— START OF Supplied material —

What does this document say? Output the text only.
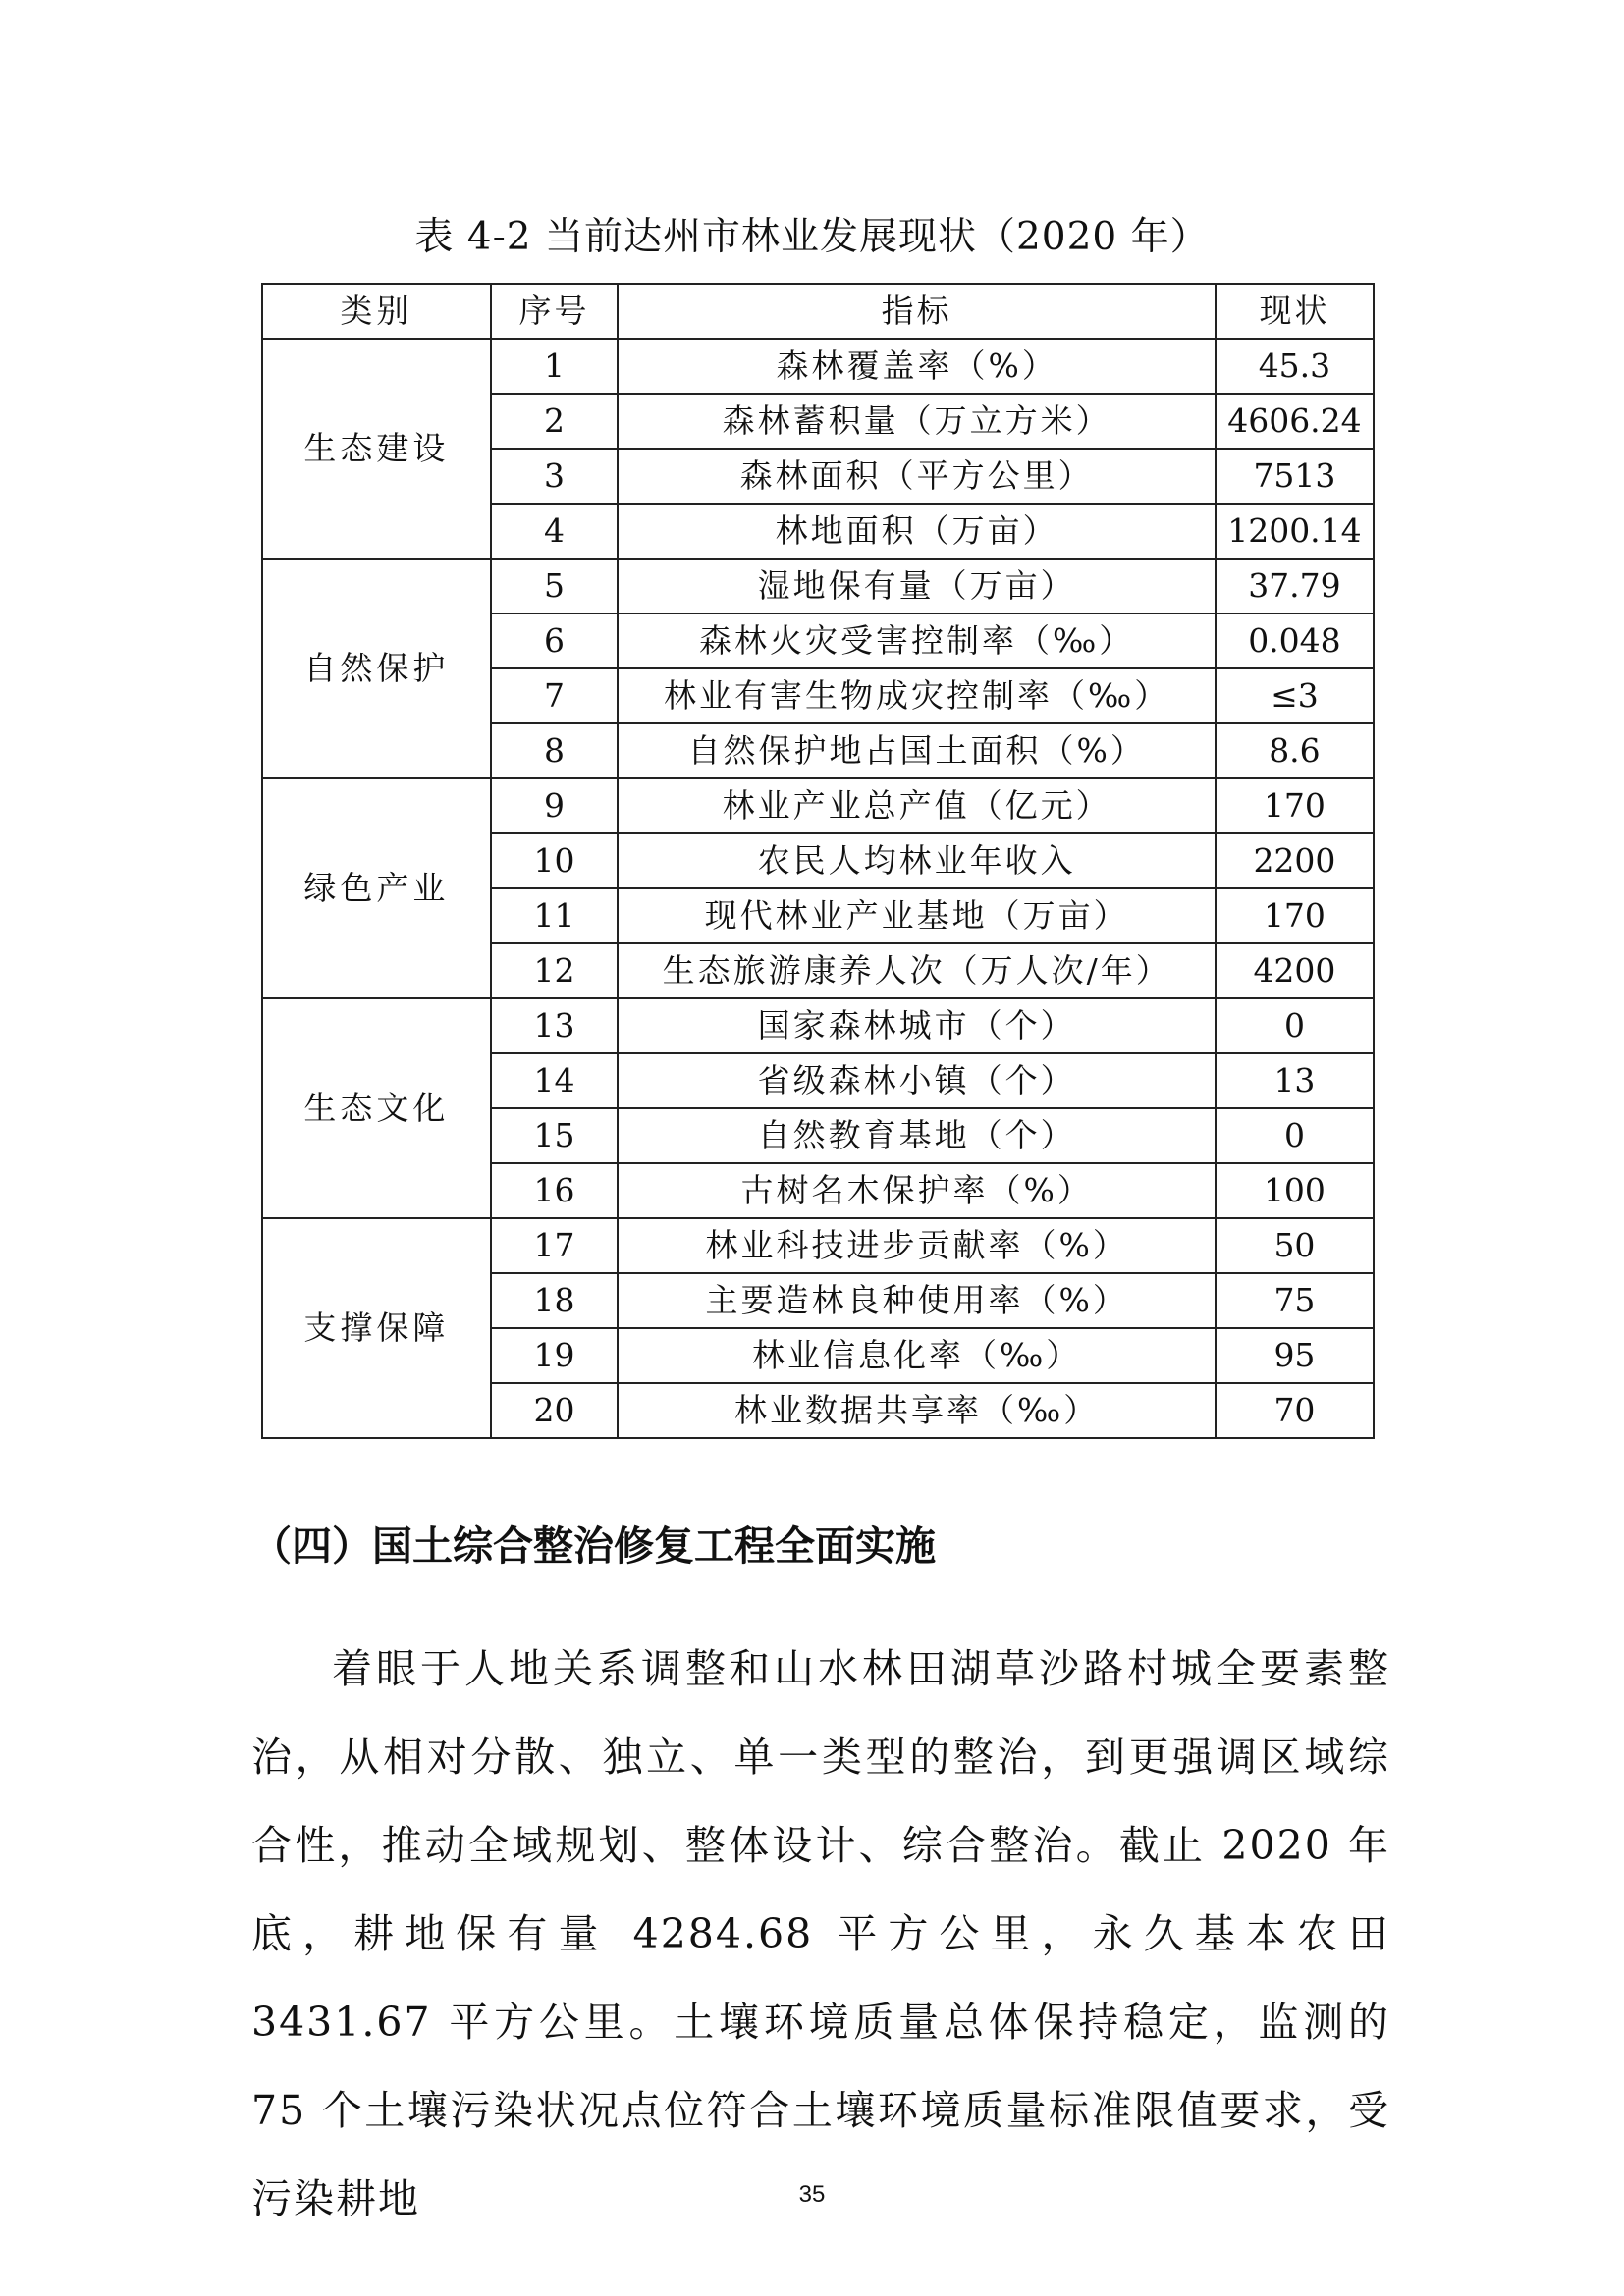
表 4-2 当前达州市林业发展现状（2020 年）
类别	序号	指标	现状
生态建设	1	森林覆盖率（%）	45.3
	2	森林蓄积量（万立方米）	4606.24
	3	森林面积（平方公里）	7513
	4	林地面积（万亩）	1200.14
自然保护	5	湿地保有量（万亩）	37.79
	6	森林火灾受害控制率（‰）	0.048
	7	林业有害生物成灾控制率（‰）	≤3
	8	自然保护地占国土面积（%）	8.6
绿色产业	9	林业产业总产值（亿元）	170
	10	农民人均林业年收入	2200
	11	现代林业产业基地（万亩）	170
	12	生态旅游康养人次（万人次/年）	4200
生态文化	13	国家森林城市（个）	0
	14	省级森林小镇（个）	13
	15	自然教育基地（个）	0
	16	古树名木保护率（%）	100
支撑保障	17	林业科技进步贡献率（%）	50
	18	主要造林良种使用率（%）	75
	19	林业信息化率（‰）	95
	20	林业数据共享率（‰）	70
（四）国土综合整治修复工程全面实施

着眼于人地关系调整和山水林田湖草沙路村城全要素整治，从相对分散、独立、单一类型的整治，到更强调区域综合性，推动全域规划、整体设计、综合整治。截止 2020 年底，耕地保有量 4284.68 平方公里，永久基本农田 3431.67 平方公里。土壤环境质量总体保持稳定，监测的 75 个土壤污染状况点位符合土壤环境质量标准限值要求，受污染耕地	35
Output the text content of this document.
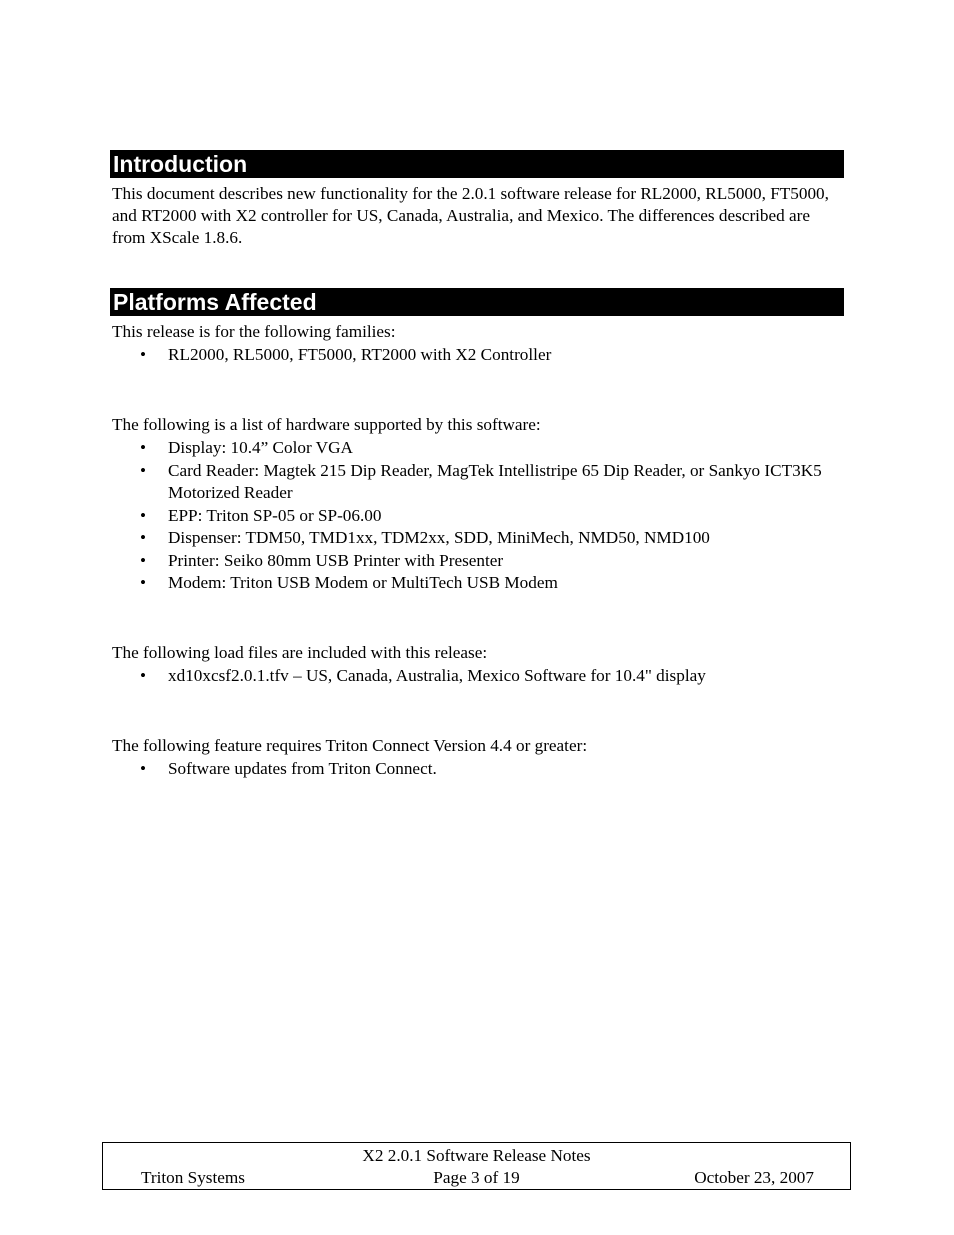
Introduction

This document describes new functionality for the 2.0.1 software release for RL2000, RL5000, FT5000, and RT2000 with X2 controller for US, Canada, Australia, and Mexico. The differences described are from XScale 1.8.6.

Platforms Affected

This release is for the following families:

• RL2000, RL5000, FT5000, RT2000 with X2 Controller

The following is a list of hardware supported by this software:

• Display: 10.4” Color VGA
• Card Reader: Magtek 215 Dip Reader, MagTek Intellistripe 65 Dip Reader, or Sankyo ICT3K5 Motorized Reader
• EPP: Triton SP-05 or SP-06.00
• Dispenser: TDM50, TMD1xx, TDM2xx, SDD, MiniMech, NMD50, NMD100
• Printer: Seiko 80mm USB Printer with Presenter
• Modem: Triton USB Modem or MultiTech USB Modem

The following load files are included with this release:

• xd10xcsf2.0.1.tfv – US, Canada, Australia, Mexico Software for 10.4" display

The following feature requires Triton Connect Version 4.4 or greater:

• Software updates from Triton Connect.
X2 2.0.1 Software Release Notes
Triton Systems	Page 3 of 19	October 23, 2007
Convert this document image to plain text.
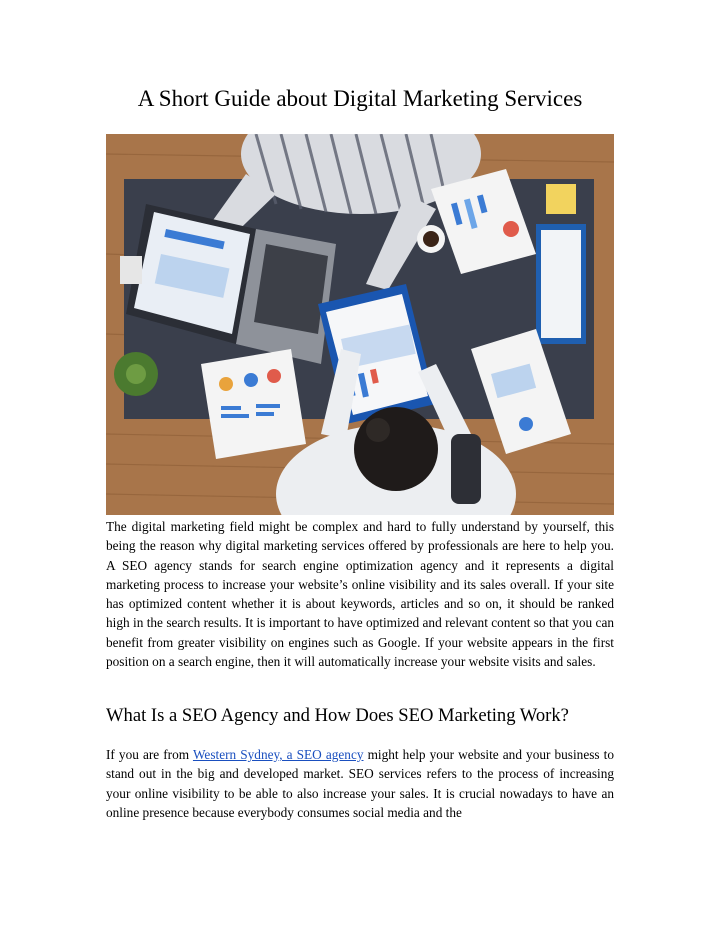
A Short Guide about Digital Marketing Services

The digital marketing field might be complex and hard to fully understand by yourself, this being the reason why digital marketing services offered by professionals are here to help you. A SEO agency stands for search engine optimization agency and it represents a digital marketing process to increase your website’s online visibility and its sales overall. If your site has optimized content whether it is about keywords, articles and so on, it should be ranked high in the search results. It is important to have optimized and relevant content so that you can benefit from greater visibility on engines such as Google. If your website appears in the first position on a search engine, then it will automatically increase your website visits and sales.

What Is a SEO Agency and How Does SEO Marketing Work?

If you are from Western Sydney, a SEO agency might help your website and your business to stand out in the big and developed market. SEO services refers to the process of increasing your online visibility to be able to also increase your sales. It is crucial nowadays to have an online presence because everybody consumes social media and the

— END OF Supplied material —

Only the number is wanted: how many lines of these entries contain the string "greater"?

2